%%

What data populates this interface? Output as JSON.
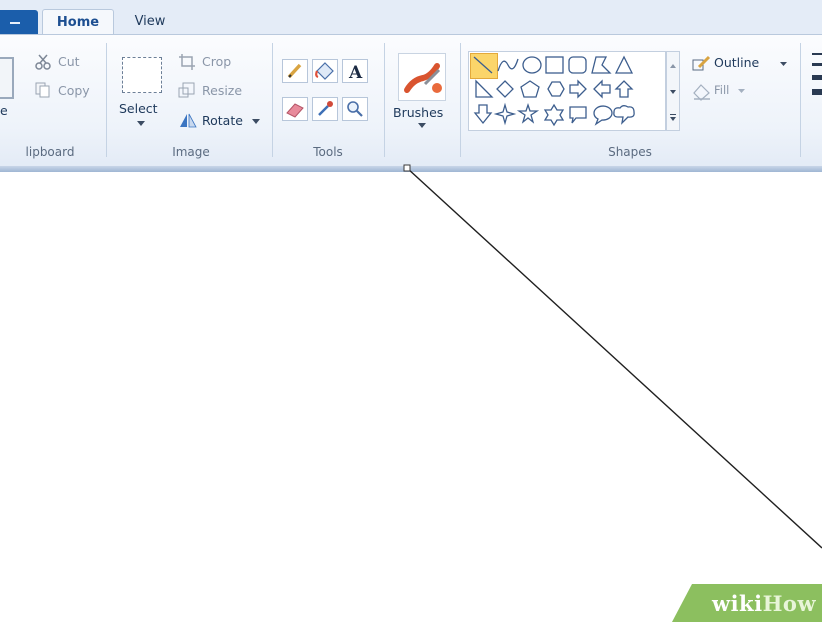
{
  "tabs": [
    {
      "label": "Home",
      "selected": true
    },
    {
      "label": "View",
      "selected": false
    }
  ],
  "groups": {
    "clipboard": {
      "label": "lipboard",
      "paste_label_fragment": "e",
      "cut_label": "Cut",
      "copy_label": "Copy"
    },
    "image": {
      "label": "Image",
      "select_label": "Select",
      "crop_label": "Crop",
      "resize_label": "Resize",
      "rotate_label": "Rotate"
    },
    "tools": {
      "label": "Tools",
      "icons": [
        "pencil-icon",
        "fill-bucket-icon",
        "text-icon",
        "eraser-icon",
        "color-picker-icon",
        "magnifier-icon"
      ],
      "text_tool_glyph": "A"
    },
    "brushes": {
      "label": "Brushes"
    },
    "shapes": {
      "label": "Shapes",
      "outline_label": "Outline",
      "fill_label": "Fill",
      "selected_shape": "line",
      "row1": [
        "line",
        "curve",
        "oval",
        "rectangle",
        "rounded-rectangle",
        "polygon",
        "triangle"
      ],
      "row2": [
        "right-triangle",
        "diamond",
        "pentagon",
        "hexagon",
        "right-arrow",
        "left-arrow",
        "up-arrow"
      ],
      "row3": [
        "down-arrow",
        "four-point-star",
        "five-point-star",
        "six-point-star",
        "rounded-callout",
        "oval-callout",
        "cloud-callout"
      ]
    }
  },
  "canvas": {
    "content": "diagonal line being drawn"
  },
  "watermark": {
    "wiki": "wiki",
    "how": "How"
  },
  "colors": {
    "ribbon_bg": "#eef3fa",
    "tab_bar_bg": "#e4ecf7",
    "file_tab": "#1b5eab",
    "selected_shape_highlight": "#fbd56a",
    "watermark_green": "#8cbf5f"
  }
}
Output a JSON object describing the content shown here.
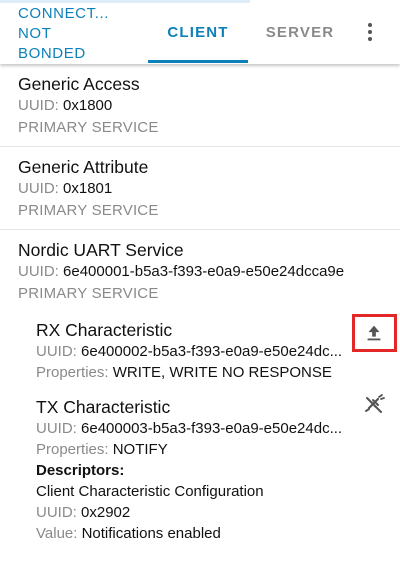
{
  "header": {
    "connection_status_line1": "CONNECT...",
    "connection_status_line2": "NOT",
    "connection_status_line3": "BONDED",
    "tabs": [
      {
        "label": "CLIENT",
        "active": true
      },
      {
        "label": "SERVER",
        "active": false
      }
    ],
    "menu_icon": "more-vert-icon"
  },
  "colors": {
    "accent": "#0d80b8",
    "muted_text": "#8a8a8a",
    "highlight": "#e32626"
  },
  "services": [
    {
      "name": "Generic Access",
      "uuid_label": "UUID:",
      "uuid": "0x1800",
      "type": "PRIMARY SERVICE"
    },
    {
      "name": "Generic Attribute",
      "uuid_label": "UUID:",
      "uuid": "0x1801",
      "type": "PRIMARY SERVICE"
    },
    {
      "name": "Nordic UART Service",
      "uuid_label": "UUID:",
      "uuid": "6e400001-b5a3-f393-e0a9-e50e24dcca9e",
      "type": "PRIMARY SERVICE",
      "characteristics": [
        {
          "name": "RX Characteristic",
          "uuid_label": "UUID:",
          "uuid": "6e400002-b5a3-f393-e0a9-e50e24dc...",
          "properties_label": "Properties:",
          "properties": "WRITE, WRITE NO RESPONSE",
          "action_icon": "upload-icon"
        },
        {
          "name": "TX Characteristic",
          "uuid_label": "UUID:",
          "uuid": "6e400003-b5a3-f393-e0a9-e50e24dc...",
          "properties_label": "Properties:",
          "properties": "NOTIFY",
          "action_icon": "notifications-off-icon",
          "descriptors_title": "Descriptors:",
          "descriptors": [
            {
              "name": "Client Characteristic Configuration",
              "uuid_label": "UUID:",
              "uuid": "0x2902",
              "value_label": "Value:",
              "value": "Notifications enabled",
              "action_icon": "download-icon"
            }
          ]
        }
      ]
    }
  ]
}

%%

EXERCISE DESCRIPTION: Pull out each line holding the string "JSON".

OUTPUT BELOW:
What data populates this interface? Output as JSON.
Output a JSON object describing the content shown here.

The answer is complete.